What you are asked to do:
Search the data for the word "kiểu". Reproduce every line where it is found.

--- start Stored data ---

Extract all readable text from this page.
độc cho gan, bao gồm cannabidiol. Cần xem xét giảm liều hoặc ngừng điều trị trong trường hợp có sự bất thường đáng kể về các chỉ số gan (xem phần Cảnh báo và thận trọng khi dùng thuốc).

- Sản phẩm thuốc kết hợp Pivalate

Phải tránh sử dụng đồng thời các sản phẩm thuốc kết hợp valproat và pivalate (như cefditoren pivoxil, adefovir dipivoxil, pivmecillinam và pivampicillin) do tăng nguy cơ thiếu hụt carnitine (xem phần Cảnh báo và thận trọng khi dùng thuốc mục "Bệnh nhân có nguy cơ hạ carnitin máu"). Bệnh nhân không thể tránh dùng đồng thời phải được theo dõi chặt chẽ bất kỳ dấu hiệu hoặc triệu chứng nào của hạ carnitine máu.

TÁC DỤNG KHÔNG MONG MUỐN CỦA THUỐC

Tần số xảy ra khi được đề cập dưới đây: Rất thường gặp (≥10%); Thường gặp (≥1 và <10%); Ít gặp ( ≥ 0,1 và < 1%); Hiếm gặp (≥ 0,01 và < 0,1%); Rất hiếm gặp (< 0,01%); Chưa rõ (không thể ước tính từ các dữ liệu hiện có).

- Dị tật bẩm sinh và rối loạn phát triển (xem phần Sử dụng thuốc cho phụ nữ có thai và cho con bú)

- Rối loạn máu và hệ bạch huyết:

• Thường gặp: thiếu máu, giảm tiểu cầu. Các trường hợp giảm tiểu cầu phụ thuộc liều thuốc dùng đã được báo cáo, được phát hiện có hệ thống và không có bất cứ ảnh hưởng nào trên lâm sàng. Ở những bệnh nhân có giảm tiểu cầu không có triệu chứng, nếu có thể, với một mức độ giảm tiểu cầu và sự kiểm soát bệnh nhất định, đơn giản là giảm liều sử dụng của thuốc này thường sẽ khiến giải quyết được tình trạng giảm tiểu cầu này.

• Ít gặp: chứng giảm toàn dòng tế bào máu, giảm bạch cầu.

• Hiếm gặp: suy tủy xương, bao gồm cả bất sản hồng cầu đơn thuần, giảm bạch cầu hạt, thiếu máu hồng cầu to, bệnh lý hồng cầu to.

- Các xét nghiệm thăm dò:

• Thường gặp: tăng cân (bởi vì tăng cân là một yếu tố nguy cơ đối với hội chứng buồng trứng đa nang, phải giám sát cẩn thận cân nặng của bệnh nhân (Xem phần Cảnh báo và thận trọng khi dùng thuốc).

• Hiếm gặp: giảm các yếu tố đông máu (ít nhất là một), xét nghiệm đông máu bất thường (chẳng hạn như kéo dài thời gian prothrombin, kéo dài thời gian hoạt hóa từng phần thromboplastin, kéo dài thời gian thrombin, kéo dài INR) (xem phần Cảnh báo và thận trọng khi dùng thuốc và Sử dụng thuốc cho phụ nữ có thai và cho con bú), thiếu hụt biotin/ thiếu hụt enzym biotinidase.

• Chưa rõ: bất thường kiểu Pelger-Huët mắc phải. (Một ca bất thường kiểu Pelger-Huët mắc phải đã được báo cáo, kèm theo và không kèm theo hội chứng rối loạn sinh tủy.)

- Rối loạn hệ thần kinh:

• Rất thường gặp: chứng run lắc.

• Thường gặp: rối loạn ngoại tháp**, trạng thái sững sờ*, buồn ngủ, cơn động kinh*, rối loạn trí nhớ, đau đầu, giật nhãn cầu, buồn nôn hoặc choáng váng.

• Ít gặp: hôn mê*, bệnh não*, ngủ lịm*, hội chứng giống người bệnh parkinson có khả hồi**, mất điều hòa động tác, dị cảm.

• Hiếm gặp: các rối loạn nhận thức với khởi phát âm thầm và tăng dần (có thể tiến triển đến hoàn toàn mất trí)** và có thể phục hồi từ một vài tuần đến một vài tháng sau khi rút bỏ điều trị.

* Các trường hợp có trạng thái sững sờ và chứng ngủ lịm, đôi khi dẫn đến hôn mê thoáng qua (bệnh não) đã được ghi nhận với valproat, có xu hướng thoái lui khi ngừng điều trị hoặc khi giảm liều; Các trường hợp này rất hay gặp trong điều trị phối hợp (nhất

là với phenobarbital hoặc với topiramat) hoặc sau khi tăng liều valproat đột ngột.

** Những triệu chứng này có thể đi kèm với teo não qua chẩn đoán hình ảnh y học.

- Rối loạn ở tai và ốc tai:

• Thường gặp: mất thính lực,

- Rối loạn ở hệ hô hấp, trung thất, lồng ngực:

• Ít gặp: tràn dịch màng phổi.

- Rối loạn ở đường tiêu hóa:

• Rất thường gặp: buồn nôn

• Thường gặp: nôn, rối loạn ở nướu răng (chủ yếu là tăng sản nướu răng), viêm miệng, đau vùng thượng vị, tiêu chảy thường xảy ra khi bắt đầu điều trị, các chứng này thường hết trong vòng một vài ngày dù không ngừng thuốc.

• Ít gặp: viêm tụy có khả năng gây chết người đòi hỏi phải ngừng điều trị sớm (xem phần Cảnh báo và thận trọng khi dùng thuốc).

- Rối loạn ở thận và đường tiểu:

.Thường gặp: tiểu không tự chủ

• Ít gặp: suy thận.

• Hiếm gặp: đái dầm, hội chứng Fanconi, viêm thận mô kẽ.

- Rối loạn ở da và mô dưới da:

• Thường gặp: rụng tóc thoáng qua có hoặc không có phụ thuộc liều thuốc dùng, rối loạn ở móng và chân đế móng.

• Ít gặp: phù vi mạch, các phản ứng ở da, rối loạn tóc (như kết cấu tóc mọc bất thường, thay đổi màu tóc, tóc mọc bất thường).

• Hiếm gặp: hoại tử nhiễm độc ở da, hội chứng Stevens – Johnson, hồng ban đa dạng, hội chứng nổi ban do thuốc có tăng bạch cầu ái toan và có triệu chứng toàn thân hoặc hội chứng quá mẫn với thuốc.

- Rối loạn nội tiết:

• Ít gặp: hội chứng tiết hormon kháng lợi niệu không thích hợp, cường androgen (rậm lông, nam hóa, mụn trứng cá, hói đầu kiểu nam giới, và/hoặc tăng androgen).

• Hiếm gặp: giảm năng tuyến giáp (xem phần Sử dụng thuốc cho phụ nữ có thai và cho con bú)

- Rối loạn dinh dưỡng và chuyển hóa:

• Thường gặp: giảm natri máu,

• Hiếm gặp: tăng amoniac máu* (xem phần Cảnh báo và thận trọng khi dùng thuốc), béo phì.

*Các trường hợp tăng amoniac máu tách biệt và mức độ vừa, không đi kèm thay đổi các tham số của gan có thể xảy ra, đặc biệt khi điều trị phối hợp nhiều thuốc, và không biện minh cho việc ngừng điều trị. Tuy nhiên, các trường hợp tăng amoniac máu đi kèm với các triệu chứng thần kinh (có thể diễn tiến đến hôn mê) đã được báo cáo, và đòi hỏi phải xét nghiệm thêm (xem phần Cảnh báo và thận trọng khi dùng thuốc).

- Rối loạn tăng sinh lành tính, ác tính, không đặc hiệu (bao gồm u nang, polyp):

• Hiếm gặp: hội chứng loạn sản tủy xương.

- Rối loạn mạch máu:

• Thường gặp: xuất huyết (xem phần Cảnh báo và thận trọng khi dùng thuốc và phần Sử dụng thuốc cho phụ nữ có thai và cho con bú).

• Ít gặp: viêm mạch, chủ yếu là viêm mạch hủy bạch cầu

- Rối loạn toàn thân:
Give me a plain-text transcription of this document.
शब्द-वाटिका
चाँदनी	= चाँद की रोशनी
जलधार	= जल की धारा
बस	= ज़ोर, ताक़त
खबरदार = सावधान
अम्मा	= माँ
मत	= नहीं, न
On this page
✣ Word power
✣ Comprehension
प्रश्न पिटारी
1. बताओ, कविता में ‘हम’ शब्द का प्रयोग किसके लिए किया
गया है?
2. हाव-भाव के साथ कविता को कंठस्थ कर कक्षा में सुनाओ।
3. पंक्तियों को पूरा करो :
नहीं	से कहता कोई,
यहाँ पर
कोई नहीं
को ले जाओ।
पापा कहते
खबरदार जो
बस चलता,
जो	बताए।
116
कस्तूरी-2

--- end Stored data ---

Written solution:
• Chưa rõ: bất thường kiểu Pelger-Huët mắc phải. (Một ca bất thường kiểu Pelger-Huët mắc phải đã được báo cáo, kèm theo và không kèm theo hội chứng rối loạn sinh tủy.)
• Ít gặp: hội chứng tiết hormon kháng lợi niệu không thích hợp, cường androgen (rậm lông, nam hóa, mụn trứng cá, hói đầu kiểu nam giới, và/hoặc tăng androgen).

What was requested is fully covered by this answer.